#### [Requirement]
Repeat all entries exactly.

[BEGIN Listed entries]

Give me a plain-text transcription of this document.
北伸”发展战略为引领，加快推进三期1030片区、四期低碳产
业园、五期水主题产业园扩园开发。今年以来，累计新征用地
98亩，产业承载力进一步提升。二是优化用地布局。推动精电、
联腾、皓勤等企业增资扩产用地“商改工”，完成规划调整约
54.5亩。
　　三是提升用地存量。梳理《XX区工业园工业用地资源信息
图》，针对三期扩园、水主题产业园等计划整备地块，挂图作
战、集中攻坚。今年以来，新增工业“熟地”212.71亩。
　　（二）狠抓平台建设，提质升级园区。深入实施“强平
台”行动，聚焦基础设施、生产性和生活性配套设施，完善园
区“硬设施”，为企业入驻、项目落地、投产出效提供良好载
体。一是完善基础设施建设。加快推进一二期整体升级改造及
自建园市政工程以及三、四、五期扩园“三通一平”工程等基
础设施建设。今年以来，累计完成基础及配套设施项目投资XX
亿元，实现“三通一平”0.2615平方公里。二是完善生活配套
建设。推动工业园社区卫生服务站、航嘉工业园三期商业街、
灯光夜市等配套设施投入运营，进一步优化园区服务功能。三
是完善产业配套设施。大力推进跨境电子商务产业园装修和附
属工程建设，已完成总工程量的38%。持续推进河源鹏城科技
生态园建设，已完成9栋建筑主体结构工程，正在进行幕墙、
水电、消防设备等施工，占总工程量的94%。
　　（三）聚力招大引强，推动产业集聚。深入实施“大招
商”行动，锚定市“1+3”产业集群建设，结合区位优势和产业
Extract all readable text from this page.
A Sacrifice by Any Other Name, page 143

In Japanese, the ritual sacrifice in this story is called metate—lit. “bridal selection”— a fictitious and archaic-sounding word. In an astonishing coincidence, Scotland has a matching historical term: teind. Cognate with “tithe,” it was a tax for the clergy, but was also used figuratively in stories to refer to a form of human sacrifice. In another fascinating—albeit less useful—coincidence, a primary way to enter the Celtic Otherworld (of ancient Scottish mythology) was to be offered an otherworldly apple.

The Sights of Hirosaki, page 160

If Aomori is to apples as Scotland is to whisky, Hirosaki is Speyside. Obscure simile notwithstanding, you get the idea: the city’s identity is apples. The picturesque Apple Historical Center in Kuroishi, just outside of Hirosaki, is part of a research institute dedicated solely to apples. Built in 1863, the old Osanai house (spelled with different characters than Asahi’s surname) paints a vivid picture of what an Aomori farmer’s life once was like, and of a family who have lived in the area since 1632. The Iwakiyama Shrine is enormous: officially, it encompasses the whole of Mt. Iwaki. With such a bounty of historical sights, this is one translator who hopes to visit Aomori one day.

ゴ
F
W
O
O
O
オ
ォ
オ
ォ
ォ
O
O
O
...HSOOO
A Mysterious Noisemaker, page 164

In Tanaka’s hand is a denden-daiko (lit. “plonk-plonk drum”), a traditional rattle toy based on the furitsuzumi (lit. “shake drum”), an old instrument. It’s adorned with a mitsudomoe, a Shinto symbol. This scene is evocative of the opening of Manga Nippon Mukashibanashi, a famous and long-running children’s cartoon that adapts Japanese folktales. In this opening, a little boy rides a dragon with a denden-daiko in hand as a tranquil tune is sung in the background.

[END Listed entries]

#### [Output]
Give me a plain-text transcription of this document.
北伸”发展战略为引领，加快推进三期1030片区、四期低碳产
业园、五期水主题产业园扩园开发。今年以来，累计新征用地
98亩，产业承载力进一步提升。二是优化用地布局。推动精电、
联腾、皓勤等企业增资扩产用地“商改工”，完成规划调整约
54.5亩。
　　三是提升用地存量。梳理《XX区工业园工业用地资源信息
图》，针对三期扩园、水主题产业园等计划整备地块，挂图作
战、集中攻坚。今年以来，新增工业“熟地”212.71亩。
　　（二）狠抓平台建设，提质升级园区。深入实施“强平
台”行动，聚焦基础设施、生产性和生活性配套设施，完善园
区“硬设施”，为企业入驻、项目落地、投产出效提供良好载
体。一是完善基础设施建设。加快推进一二期整体升级改造及
自建园市政工程以及三、四、五期扩园“三通一平”工程等基
础设施建设。今年以来，累计完成基础及配套设施项目投资XX
亿元，实现“三通一平”0.2615平方公里。二是完善生活配套
建设。推动工业园社区卫生服务站、航嘉工业园三期商业街、
灯光夜市等配套设施投入运营，进一步优化园区服务功能。三
是完善产业配套设施。大力推进跨境电子商务产业园装修和附
属工程建设，已完成总工程量的38%。持续推进河源鹏城科技
生态园建设，已完成9栋建筑主体结构工程，正在进行幕墙、
水电、消防设备等施工，占总工程量的94%。
　　（三）聚力招大引强，推动产业集聚。深入实施“大招
商”行动，锚定市“1+3”产业集群建设，结合区位优势和产业
Extract all readable text from this page.
A Sacrifice by Any Other Name, page 143

In Japanese, the ritual sacrifice in this story is called metate—lit. “bridal selection”— a fictitious and archaic-sounding word. In an astonishing coincidence, Scotland has a matching historical term: teind. Cognate with “tithe,” it was a tax for the clergy, but was also used figuratively in stories to refer to a form of human sacrifice. In another fascinating—albeit less useful—coincidence, a primary way to enter the Celtic Otherworld (of ancient Scottish mythology) was to be offered an otherworldly apple.

The Sights of Hirosaki, page 160

If Aomori is to apples as Scotland is to whisky, Hirosaki is Speyside. Obscure simile notwithstanding, you get the idea: the city’s identity is apples. The picturesque Apple Historical Center in Kuroishi, just outside of Hirosaki, is part of a research institute dedicated solely to apples. Built in 1863, the old Osanai house (spelled with different characters than Asahi’s surname) paints a vivid picture of what an Aomori farmer’s life once was like, and of a family who have lived in the area since 1632. The Iwakiyama Shrine is enormous: officially, it encompasses the whole of Mt. Iwaki. With such a bounty of historical sights, this is one translator who hopes to visit Aomori one day.

ゴ
F
W
O
O
O
オ
ォ
オ
ォ
ォ
O
O
O
...HSOOO
A Mysterious Noisemaker, page 164

In Tanaka’s hand is a denden-daiko (lit. “plonk-plonk drum”), a traditional rattle toy based on the furitsuzumi (lit. “shake drum”), an old instrument. It’s adorned with a mitsudomoe, a Shinto symbol. This scene is evocative of the opening of Manga Nippon Mukashibanashi, a famous and long-running children’s cartoon that adapts Japanese folktales. In this opening, a little boy rides a dragon with a denden-daiko in hand as a tranquil tune is sung in the background.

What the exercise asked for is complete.